__WHAT THE TASK REQUIRES__: Reproduce every line of the records below verbatim, without alteration.

__DATA EXTRACT__:
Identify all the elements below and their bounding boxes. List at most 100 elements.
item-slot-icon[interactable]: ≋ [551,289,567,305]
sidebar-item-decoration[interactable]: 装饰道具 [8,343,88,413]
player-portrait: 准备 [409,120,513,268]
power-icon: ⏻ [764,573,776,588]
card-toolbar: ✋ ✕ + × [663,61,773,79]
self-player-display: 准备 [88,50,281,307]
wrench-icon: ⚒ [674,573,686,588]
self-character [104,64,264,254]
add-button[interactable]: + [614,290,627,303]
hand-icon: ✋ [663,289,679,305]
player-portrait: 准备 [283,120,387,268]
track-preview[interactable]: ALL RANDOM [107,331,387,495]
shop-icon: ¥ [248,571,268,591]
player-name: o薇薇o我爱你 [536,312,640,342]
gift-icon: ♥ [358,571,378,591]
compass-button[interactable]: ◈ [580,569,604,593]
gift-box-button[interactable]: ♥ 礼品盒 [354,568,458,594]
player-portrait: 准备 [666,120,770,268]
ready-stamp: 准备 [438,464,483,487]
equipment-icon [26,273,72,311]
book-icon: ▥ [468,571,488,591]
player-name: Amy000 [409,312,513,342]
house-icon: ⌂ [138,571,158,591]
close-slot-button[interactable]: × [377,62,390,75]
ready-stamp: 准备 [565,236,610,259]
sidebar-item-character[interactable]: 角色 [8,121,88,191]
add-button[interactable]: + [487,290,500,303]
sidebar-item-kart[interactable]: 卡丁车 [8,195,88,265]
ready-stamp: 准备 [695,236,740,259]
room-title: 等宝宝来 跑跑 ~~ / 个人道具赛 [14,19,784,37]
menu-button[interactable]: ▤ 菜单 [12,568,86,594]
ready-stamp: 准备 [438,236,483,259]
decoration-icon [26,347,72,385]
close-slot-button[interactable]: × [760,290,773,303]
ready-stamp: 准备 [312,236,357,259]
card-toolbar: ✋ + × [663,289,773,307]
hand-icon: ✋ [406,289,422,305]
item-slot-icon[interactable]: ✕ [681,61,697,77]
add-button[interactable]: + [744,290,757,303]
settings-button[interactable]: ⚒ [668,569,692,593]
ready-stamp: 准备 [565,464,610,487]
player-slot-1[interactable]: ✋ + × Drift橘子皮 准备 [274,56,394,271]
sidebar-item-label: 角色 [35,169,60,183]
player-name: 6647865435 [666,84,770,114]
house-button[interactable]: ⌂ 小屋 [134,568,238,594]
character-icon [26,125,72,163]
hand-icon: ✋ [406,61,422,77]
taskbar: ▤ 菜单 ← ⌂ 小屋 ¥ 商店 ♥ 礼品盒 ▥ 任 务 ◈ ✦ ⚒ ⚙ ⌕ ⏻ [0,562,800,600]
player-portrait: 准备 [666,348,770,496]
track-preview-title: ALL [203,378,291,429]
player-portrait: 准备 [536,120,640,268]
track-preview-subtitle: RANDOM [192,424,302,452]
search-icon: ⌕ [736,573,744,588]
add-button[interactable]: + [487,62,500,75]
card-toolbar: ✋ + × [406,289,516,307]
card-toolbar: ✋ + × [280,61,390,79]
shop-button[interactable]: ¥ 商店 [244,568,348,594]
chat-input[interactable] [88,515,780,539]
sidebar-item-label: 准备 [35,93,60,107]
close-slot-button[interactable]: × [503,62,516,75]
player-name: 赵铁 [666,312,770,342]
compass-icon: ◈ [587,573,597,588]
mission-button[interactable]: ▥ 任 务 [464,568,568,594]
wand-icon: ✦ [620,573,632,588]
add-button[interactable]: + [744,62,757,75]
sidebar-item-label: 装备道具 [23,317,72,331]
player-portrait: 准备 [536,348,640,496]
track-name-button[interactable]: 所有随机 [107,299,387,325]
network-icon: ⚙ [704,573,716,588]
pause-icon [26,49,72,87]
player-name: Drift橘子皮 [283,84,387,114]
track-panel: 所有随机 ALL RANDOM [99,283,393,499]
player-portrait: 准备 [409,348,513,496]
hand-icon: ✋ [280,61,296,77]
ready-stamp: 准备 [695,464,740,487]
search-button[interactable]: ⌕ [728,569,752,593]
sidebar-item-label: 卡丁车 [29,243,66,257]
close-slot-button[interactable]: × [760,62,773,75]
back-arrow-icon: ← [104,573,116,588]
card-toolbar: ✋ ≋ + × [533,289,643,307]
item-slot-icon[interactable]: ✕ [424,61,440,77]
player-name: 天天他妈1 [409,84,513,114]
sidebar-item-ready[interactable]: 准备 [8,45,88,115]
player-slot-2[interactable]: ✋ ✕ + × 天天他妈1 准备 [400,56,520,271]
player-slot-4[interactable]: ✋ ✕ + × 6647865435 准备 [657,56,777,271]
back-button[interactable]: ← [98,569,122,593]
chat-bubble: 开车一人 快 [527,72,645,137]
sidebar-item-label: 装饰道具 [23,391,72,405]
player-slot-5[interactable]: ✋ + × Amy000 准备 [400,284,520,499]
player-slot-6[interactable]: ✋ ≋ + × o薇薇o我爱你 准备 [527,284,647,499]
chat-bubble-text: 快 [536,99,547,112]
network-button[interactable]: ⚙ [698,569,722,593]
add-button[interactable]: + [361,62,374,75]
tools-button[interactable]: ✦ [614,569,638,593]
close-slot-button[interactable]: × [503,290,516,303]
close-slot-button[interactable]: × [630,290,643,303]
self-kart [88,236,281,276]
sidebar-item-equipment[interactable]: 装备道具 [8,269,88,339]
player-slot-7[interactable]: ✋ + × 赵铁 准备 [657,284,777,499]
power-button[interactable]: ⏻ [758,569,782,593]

__OUTPUT OF THE EXERCISE__:
Identify all the elements below and their bounding boxes. List at most 100 elements.
item-slot-icon[interactable]: ≋ [551,289,567,305]
sidebar-item-decoration[interactable]: 装饰道具 [8,343,88,413]
player-portrait: 准备 [409,120,513,268]
power-icon: ⏻ [764,573,776,588]
card-toolbar: ✋ ✕ + × [663,61,773,79]
self-player-display: 准备 [88,50,281,307]
wrench-icon: ⚒ [674,573,686,588]
self-character [104,64,264,254]
add-button[interactable]: + [614,290,627,303]
hand-icon: ✋ [663,289,679,305]
player-portrait: 准备 [283,120,387,268]
track-preview[interactable]: ALL RANDOM [107,331,387,495]
shop-icon: ¥ [248,571,268,591]
player-name: o薇薇o我爱你 [536,312,640,342]
gift-icon: ♥ [358,571,378,591]
compass-button[interactable]: ◈ [580,569,604,593]
gift-box-button[interactable]: ♥ 礼品盒 [354,568,458,594]
player-portrait: 准备 [666,120,770,268]
ready-stamp: 准备 [438,464,483,487]
equipment-icon [26,273,72,311]
book-icon: ▥ [468,571,488,591]
player-name: Amy000 [409,312,513,342]
house-icon: ⌂ [138,571,158,591]
close-slot-button[interactable]: × [377,62,390,75]
ready-stamp: 准备 [565,236,610,259]
sidebar-item-character[interactable]: 角色 [8,121,88,191]
add-button[interactable]: + [487,290,500,303]
sidebar-item-kart[interactable]: 卡丁车 [8,195,88,265]
ready-stamp: 准备 [695,236,740,259]
room-title: 等宝宝来 跑跑 ~~ / 个人道具赛 [14,19,784,37]
menu-button[interactable]: ▤ 菜单 [12,568,86,594]
ready-stamp: 准备 [438,236,483,259]
decoration-icon [26,347,72,385]
close-slot-button[interactable]: × [760,290,773,303]
ready-stamp: 准备 [312,236,357,259]
card-toolbar: ✋ + × [663,289,773,307]
hand-icon: ✋ [406,289,422,305]
item-slot-icon[interactable]: ✕ [681,61,697,77]
add-button[interactable]: + [744,290,757,303]
settings-button[interactable]: ⚒ [668,569,692,593]
ready-stamp: 准备 [565,464,610,487]
player-slot-1[interactable]: ✋ + × Drift橘子皮 准备 [274,56,394,271]
sidebar-item-label: 角色 [35,169,60,183]
player-name: 6647865435 [666,84,770,114]
house-button[interactable]: ⌂ 小屋 [134,568,238,594]
character-icon [26,125,72,163]
hand-icon: ✋ [406,61,422,77]
taskbar: ▤ 菜单 ← ⌂ 小屋 ¥ 商店 ♥ 礼品盒 ▥ 任 务 ◈ ✦ ⚒ ⚙ ⌕ ⏻ [0,562,800,600]
player-portrait: 准备 [666,348,770,496]
track-preview-title: ALL [203,378,291,429]
player-portrait: 准备 [536,120,640,268]
track-preview-subtitle: RANDOM [192,424,302,452]
search-icon: ⌕ [736,573,744,588]
add-button[interactable]: + [487,62,500,75]
card-toolbar: ✋ + × [406,289,516,307]
card-toolbar: ✋ + × [280,61,390,79]
shop-button[interactable]: ¥ 商店 [244,568,348,594]
chat-input[interactable] [88,515,780,539]
sidebar-item-label: 准备 [35,93,60,107]
close-slot-button[interactable]: × [503,62,516,75]
player-name: 赵铁 [666,312,770,342]
compass-icon: ◈ [587,573,597,588]
mission-button[interactable]: ▥ 任 务 [464,568,568,594]
wand-icon: ✦ [620,573,632,588]
add-button[interactable]: + [744,62,757,75]
sidebar-item-label: 装备道具 [23,317,72,331]
player-portrait: 准备 [536,348,640,496]
track-name-button[interactable]: 所有随机 [107,299,387,325]
network-icon: ⚙ [704,573,716,588]
pause-icon [26,49,72,87]
player-name: Drift橘子皮 [283,84,387,114]
track-panel: 所有随机 ALL RANDOM [99,283,393,499]
player-portrait: 准备 [409,348,513,496]
hand-icon: ✋ [280,61,296,77]
ready-stamp: 准备 [695,464,740,487]
search-button[interactable]: ⌕ [728,569,752,593]
sidebar-item-label: 卡丁车 [29,243,66,257]
close-slot-button[interactable]: × [760,62,773,75]
back-arrow-icon: ← [104,573,116,588]
card-toolbar: ✋ ≋ + × [533,289,643,307]
item-slot-icon[interactable]: ✕ [424,61,440,77]
player-name: 天天他妈1 [409,84,513,114]
sidebar-item-ready[interactable]: 准备 [8,45,88,115]
player-slot-2[interactable]: ✋ ✕ + × 天天他妈1 准备 [400,56,520,271]
player-slot-4[interactable]: ✋ ✕ + × 6647865435 准备 [657,56,777,271]
back-button[interactable]: ← [98,569,122,593]
chat-bubble: 开车一人 快 [527,72,645,137]
sidebar-item-label: 装饰道具 [23,391,72,405]
player-slot-5[interactable]: ✋ + × Amy000 准备 [400,284,520,499]
player-slot-6[interactable]: ✋ ≋ + × o薇薇o我爱你 准备 [527,284,647,499]
chat-bubble-text: 快 [536,99,547,112]
network-button[interactable]: ⚙ [698,569,722,593]
add-button[interactable]: + [361,62,374,75]
tools-button[interactable]: ✦ [614,569,638,593]
close-slot-button[interactable]: × [503,290,516,303]
close-slot-button[interactable]: × [630,290,643,303]
self-kart [88,236,281,276]
sidebar-item-equipment[interactable]: 装备道具 [8,269,88,339]
player-slot-7[interactable]: ✋ + × 赵铁 准备 [657,284,777,499]
power-button[interactable]: ⏻ [758,569,782,593]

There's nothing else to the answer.